=== Given task ===
Transcribe the records that follow exactly. Skip the pictures.
#### Recorded data ####
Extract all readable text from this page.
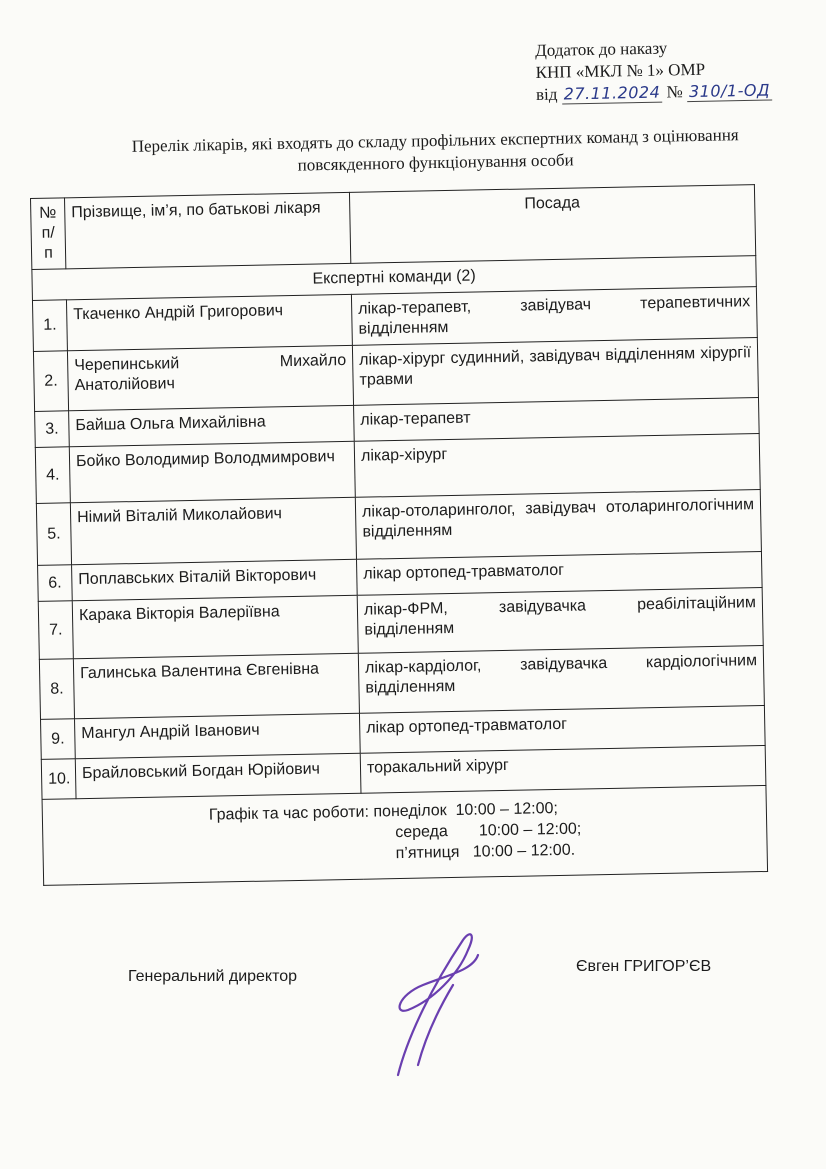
Додаток до наказу
КНП «МКЛ № 1» ОМР
від 27.11.2024 № 310/1-ОД
Перелік лікарів, які входять до складу профільних експертних команд з оцінювання
повсякденного функціонування особи
№ п/п	Прізвище, ім’я, по батькові лікаря	Посада
Експертні команди (2)		
1.	Ткаченко Андрій Григорович	лікар-терапевт, завідувач терапевтичних відділенням
2.	Черепинський Михайло Анатолійович	лікар-хірург судинний, завідувач відділенням хірургії травми
3.	Байша Ольга Михайлівна	лікар-терапевт
4.	Бойко Володимир Володмимрович	лікар-хірург
5.	Німий Віталій Миколайович	лікар-отоларинголог, завідувач отоларингологічним відділенням
6.	Поплавських Віталій Вікторович	лікар ортопед-травматолог
7.	Карака Вікторія Валеріївна	лікар-ФРМ, завідувачка реабілітаційним відділенням
8.	Галинська Валентина Євгенівна	лікар-кардіолог, завідувачка кардіологічним відділенням
9.	Мангул Андрій Іванович	лікар ортопед-травматолог
10.	Брайловський Богдан Юрійович	торакальний хірург

Графік та час роботи: понеділок  10:00 – 12:00;
середа       10:00 – 12:00;
п’ятниця   10:00 – 12:00.		
Генеральний директор
Євген ГРИГОР’ЄВ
####
=== Exercise response ===
Extract all readable text from this page.
Додаток до наказу
КНП «МКЛ № 1» ОМР
від 27.11.2024 № 310/1-ОД
Перелік лікарів, які входять до складу профільних експертних команд з оцінювання
повсякденного функціонування особи
№ п/п	Прізвище, ім’я, по батькові лікаря	Посада
Експертні команди (2)		
1.	Ткаченко Андрій Григорович	лікар-терапевт, завідувач терапевтичних відділенням
2.	Черепинський Михайло Анатолійович	лікар-хірург судинний, завідувач відділенням хірургії травми
3.	Байша Ольга Михайлівна	лікар-терапевт
4.	Бойко Володимир Володмимрович	лікар-хірург
5.	Німий Віталій Миколайович	лікар-отоларинголог, завідувач отоларингологічним відділенням
6.	Поплавських Віталій Вікторович	лікар ортопед-травматолог
7.	Карака Вікторія Валеріївна	лікар-ФРМ, завідувачка реабілітаційним відділенням
8.	Галинська Валентина Євгенівна	лікар-кардіолог, завідувачка кардіологічним відділенням
9.	Мангул Андрій Іванович	лікар ортопед-травматолог
10.	Брайловський Богдан Юрійович	торакальний хірург

Графік та час роботи: понеділок  10:00 – 12:00;
середа       10:00 – 12:00;
п’ятниця   10:00 – 12:00.		
Генеральний директор
Євген ГРИГОР’ЄВ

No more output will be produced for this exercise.